PROBLEM REQUIREMENTS: Give back the full listing, character for character, with no pictures.
##### SOURCE DATA #####
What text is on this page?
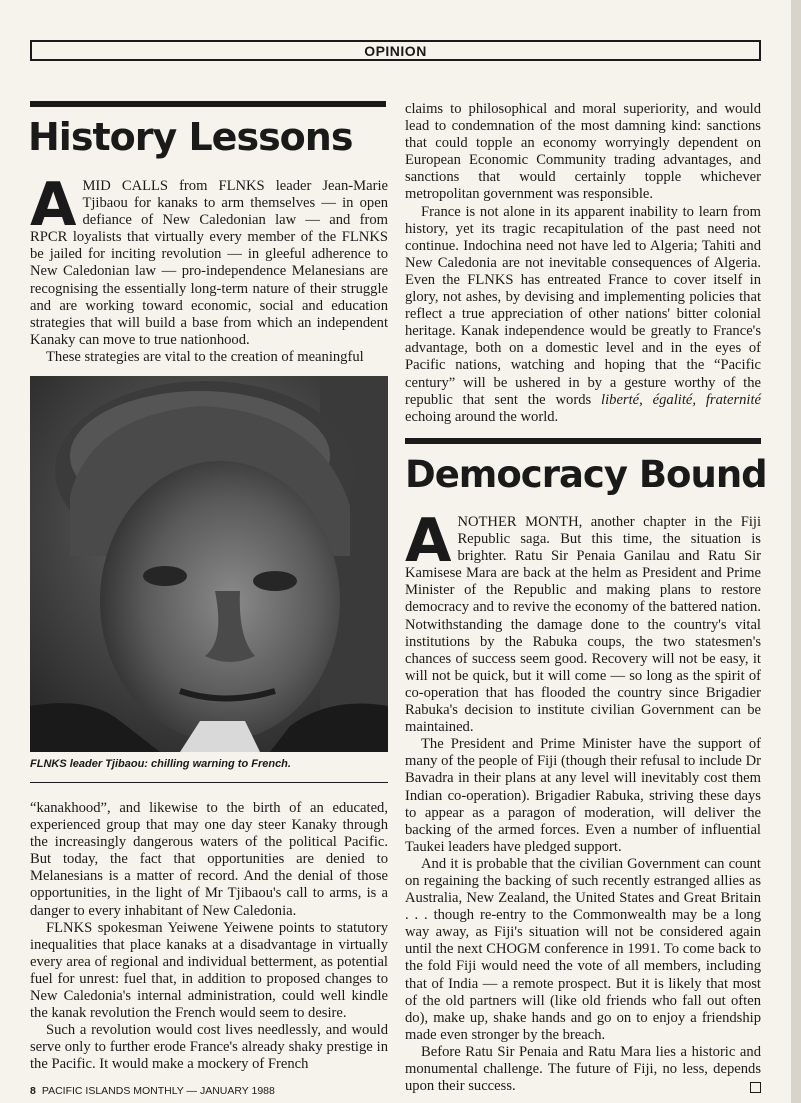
OPINION
History Lessons

AMID CALLS from FLNKS leader Jean-Marie Tjibaou for kanaks to arm themselves — in open defiance of New Caledonian law — and from RPCR loyalists that virtually every member of the FLNKS be jailed for inciting revolution — in gleeful adherence to New Caledonian law — pro-independence Melanesians are recognising the essentially long-term nature of their struggle and are working toward economic, social and education strategies that will build a base from which an independent Kanaky can move to true nationhood.

These strategies are vital to the creation of meaningful

FLNKS leader Tjibaou: chilling warning to French.

“kanakhood”, and likewise to the birth of an educated, experienced group that may one day steer Kanaky through the increasingly dangerous waters of the political Pacific. But today, the fact that opportunities are denied to Melanesians is a matter of record. And the denial of those opportunities, in the light of Mr Tjibaou's call to arms, is a danger to every inhabitant of New Caledonia.

FLNKS spokesman Yeiwene Yeiwene points to statutory inequalities that place kanaks at a disadvantage in virtually every area of regional and individual betterment, as potential fuel for unrest: fuel that, in addition to proposed changes to New Caledonia's internal administration, could well kindle the kanak revolution the French would seem to desire.

Such a revolution would cost lives needlessly, and would serve only to further erode France's already shaky prestige in the Pacific. It would make a mockery of French

claims to philosophical and moral superiority, and would lead to condemnation of the most damning kind: sanctions that could topple an economy worryingly dependent on European Economic Community trading advantages, and sanctions that would certainly topple whichever metropolitan government was responsible.

France is not alone in its apparent inability to learn from history, yet its tragic recapitulation of the past need not continue. Indochina need not have led to Algeria; Tahiti and New Caledonia are not inevitable consequences of Algeria. Even the FLNKS has entreated France to cover itself in glory, not ashes, by devising and implementing policies that reflect a true appreciation of other nations' bitter colonial heritage. Kanak independence would be greatly to France's advantage, both on a domestic level and in the eyes of Pacific nations, watching and hoping that the “Pacific century” will be ushered in by a gesture worthy of the republic that sent the words liberté, égalité, fraternité echoing around the world.

Democracy Bound

ANOTHER MONTH, another chapter in the Fiji Republic saga. But this time, the situation is brighter. Ratu Sir Penaia Ganilau and Ratu Sir Kamisese Mara are back at the helm as President and Prime Minister of the Republic and making plans to restore democracy and to revive the economy of the battered nation. Notwithstanding the damage done to the country's vital institutions by the Rabuka coups, the two statesmen's chances of success seem good. Recovery will not be easy, it will not be quick, but it will come — so long as the spirit of co-operation that has flooded the country since Brigadier Rabuka's decision to institute civilian Government can be maintained.

The President and Prime Minister have the support of many of the people of Fiji (though their refusal to include Dr Bavadra in their plans at any level will inevitably cost them Indian co-operation). Brigadier Rabuka, striving these days to appear as a paragon of moderation, will deliver the backing of the armed forces. Even a number of influential Taukei leaders have pledged support.

And it is probable that the civilian Government can count on regaining the backing of such recently estranged allies as Australia, New Zealand, the United States and Great Britain . . . though re-entry to the Commonwealth may be a long way away, as Fiji's situation will not be considered again until the next CHOGM conference in 1991. To come back to the fold Fiji would need the vote of all members, including that of India — a remote prospect. But it is likely that most of the old partners will (like old friends who fall out often do), make up, shake hands and go on to enjoy a friendship made even stronger by the breach.

Before Ratu Sir Penaia and Ratu Mara lies a historic and monumental challenge. The future of Fiji, no less, depends upon their success.

8 PACIFIC ISLANDS MONTHLY — JANUARY 1988
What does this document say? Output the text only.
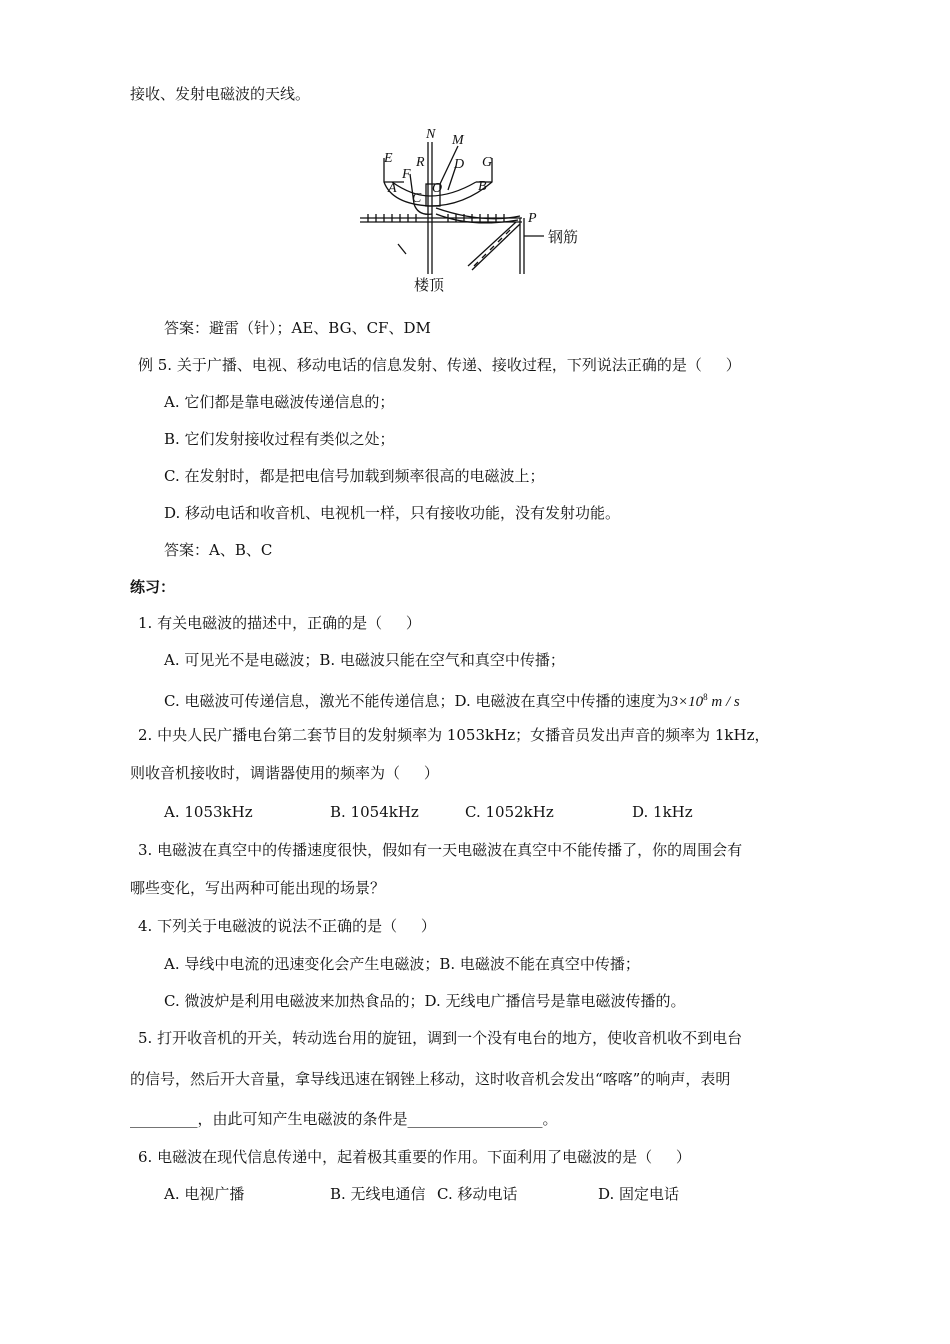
接收、发射电磁波的天线。
N M
E R D G
F
A
C
O	B
P
钢筋
楼顶
答案：避雷（针）；AE、BG、CF、DM
例 5. 关于广播、电视、移动电话的信息发射、传递、接收过程，下列说法正确的是（     ）
A. 它们都是靠电磁波传递信息的；
B. 它们发射接收过程有类似之处；
C. 在发射时，都是把电信号加载到频率很高的电磁波上；
D. 移动电话和收音机、电视机一样，只有接收功能，没有发射功能。
答案：A、B、C
练习：
1. 有关电磁波的描述中，正确的是（     ）
A. 可见光不是电磁波；B. 电磁波只能在空气和真空中传播；
C. 电磁波可传递信息，激光不能传递信息；D. 电磁波在真空中传播的速度为$3\times 10^8$ m / s
2. 中央人民广播电台第二套节目的发射频率为 1053kHz；女播音员发出声音的频率为 1kHz，
则收音机接收时，调谐器使用的频率为（     ）
A. 1053kHz	B. 1054kHz	C. 1052kHz	D. 1kHz
3. 电磁波在真空中的传播速度很快，假如有一天电磁波在真空中不能传播了，你的周围会有
哪些变化，写出两种可能出现的场景？
4. 下列关于电磁波的说法不正确的是（     ）
A. 导线中电流的迅速变化会产生电磁波；B. 电磁波不能在真空中传播；
C. 微波炉是利用电磁波来加热食品的；D. 无线电广播信号是靠电磁波传播的。
5. 打开收音机的开关，转动选台用的旋钮，调到一个没有电台的地方，使收音机收不到电台
的信号，然后开大音量，拿导线迅速在钢锉上移动，这时收音机会发出“喀喀”的响声，表明
_________，由此可知产生电磁波的条件是__________________。
6. 电磁波在现代信息传递中，起着极其重要的作用。下面利用了电磁波的是（     ）
A. 电视广播	B. 无线电通信 C. 移动电话	D. 固定电话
#####
COMPLETED EXERCISE:
What text is on this page?
OPINION
History Lessons

AMID CALLS from FLNKS leader Jean-Marie Tjibaou for kanaks to arm themselves — in open defiance of New Caledonian law — and from RPCR loyalists that virtually every member of the FLNKS be jailed for inciting revolution — in gleeful adherence to New Caledonian law — pro-independence Melanesians are recognising the essentially long-term nature of their struggle and are working toward economic, social and education strategies that will build a base from which an independent Kanaky can move to true nationhood.

These strategies are vital to the creation of meaningful

FLNKS leader Tjibaou: chilling warning to French.

“kanakhood”, and likewise to the birth of an educated, experienced group that may one day steer Kanaky through the increasingly dangerous waters of the political Pacific. But today, the fact that opportunities are denied to Melanesians is a matter of record. And the denial of those opportunities, in the light of Mr Tjibaou's call to arms, is a danger to every inhabitant of New Caledonia.

FLNKS spokesman Yeiwene Yeiwene points to statutory inequalities that place kanaks at a disadvantage in virtually every area of regional and individual betterment, as potential fuel for unrest: fuel that, in addition to proposed changes to New Caledonia's internal administration, could well kindle the kanak revolution the French would seem to desire.

Such a revolution would cost lives needlessly, and would serve only to further erode France's already shaky prestige in the Pacific. It would make a mockery of French

claims to philosophical and moral superiority, and would lead to condemnation of the most damning kind: sanctions that could topple an economy worryingly dependent on European Economic Community trading advantages, and sanctions that would certainly topple whichever metropolitan government was responsible.

France is not alone in its apparent inability to learn from history, yet its tragic recapitulation of the past need not continue. Indochina need not have led to Algeria; Tahiti and New Caledonia are not inevitable consequences of Algeria. Even the FLNKS has entreated France to cover itself in glory, not ashes, by devising and implementing policies that reflect a true appreciation of other nations' bitter colonial heritage. Kanak independence would be greatly to France's advantage, both on a domestic level and in the eyes of Pacific nations, watching and hoping that the “Pacific century” will be ushered in by a gesture worthy of the republic that sent the words liberté, égalité, fraternité echoing around the world.

Democracy Bound

ANOTHER MONTH, another chapter in the Fiji Republic saga. But this time, the situation is brighter. Ratu Sir Penaia Ganilau and Ratu Sir Kamisese Mara are back at the helm as President and Prime Minister of the Republic and making plans to restore democracy and to revive the economy of the battered nation. Notwithstanding the damage done to the country's vital institutions by the Rabuka coups, the two statesmen's chances of success seem good. Recovery will not be easy, it will not be quick, but it will come — so long as the spirit of co-operation that has flooded the country since Brigadier Rabuka's decision to institute civilian Government can be maintained.

The President and Prime Minister have the support of many of the people of Fiji (though their refusal to include Dr Bavadra in their plans at any level will inevitably cost them Indian co-operation). Brigadier Rabuka, striving these days to appear as a paragon of moderation, will deliver the backing of the armed forces. Even a number of influential Taukei leaders have pledged support.

And it is probable that the civilian Government can count on regaining the backing of such recently estranged allies as Australia, New Zealand, the United States and Great Britain . . . though re-entry to the Commonwealth may be a long way away, as Fiji's situation will not be considered again until the next CHOGM conference in 1991. To come back to the fold Fiji would need the vote of all members, including that of India — a remote prospect. But it is likely that most of the old partners will (like old friends who fall out often do), make up, shake hands and go on to enjoy a friendship made even stronger by the breach.

Before Ratu Sir Penaia and Ratu Mara lies a historic and monumental challenge. The future of Fiji, no less, depends upon their success.

8 PACIFIC ISLANDS MONTHLY — JANUARY 1988
What does this document say? Output the text only.
接收、发射电磁波的天线。
N M
E R D G
F
A
C
O	B
P
钢筋
楼顶
答案：避雷（针）；AE、BG、CF、DM
例 5. 关于广播、电视、移动电话的信息发射、传递、接收过程，下列说法正确的是（     ）
A. 它们都是靠电磁波传递信息的；
B. 它们发射接收过程有类似之处；
C. 在发射时，都是把电信号加载到频率很高的电磁波上；
D. 移动电话和收音机、电视机一样，只有接收功能，没有发射功能。
答案：A、B、C
练习：
1. 有关电磁波的描述中，正确的是（     ）
A. 可见光不是电磁波；B. 电磁波只能在空气和真空中传播；
C. 电磁波可传递信息，激光不能传递信息；D. 电磁波在真空中传播的速度为$3\times 10^8$ m / s
2. 中央人民广播电台第二套节目的发射频率为 1053kHz；女播音员发出声音的频率为 1kHz，
则收音机接收时，调谐器使用的频率为（     ）
A. 1053kHz	B. 1054kHz	C. 1052kHz	D. 1kHz
3. 电磁波在真空中的传播速度很快，假如有一天电磁波在真空中不能传播了，你的周围会有
哪些变化，写出两种可能出现的场景？
4. 下列关于电磁波的说法不正确的是（     ）
A. 导线中电流的迅速变化会产生电磁波；B. 电磁波不能在真空中传播；
C. 微波炉是利用电磁波来加热食品的；D. 无线电广播信号是靠电磁波传播的。
5. 打开收音机的开关，转动选台用的旋钮，调到一个没有电台的地方，使收音机收不到电台
的信号，然后开大音量，拿导线迅速在钢锉上移动，这时收音机会发出“喀喀”的响声，表明
_________，由此可知产生电磁波的条件是__________________。
6. 电磁波在现代信息传递中，起着极其重要的作用。下面利用了电磁波的是（     ）
A. 电视广播	B. 无线电通信 C. 移动电话	D. 固定电话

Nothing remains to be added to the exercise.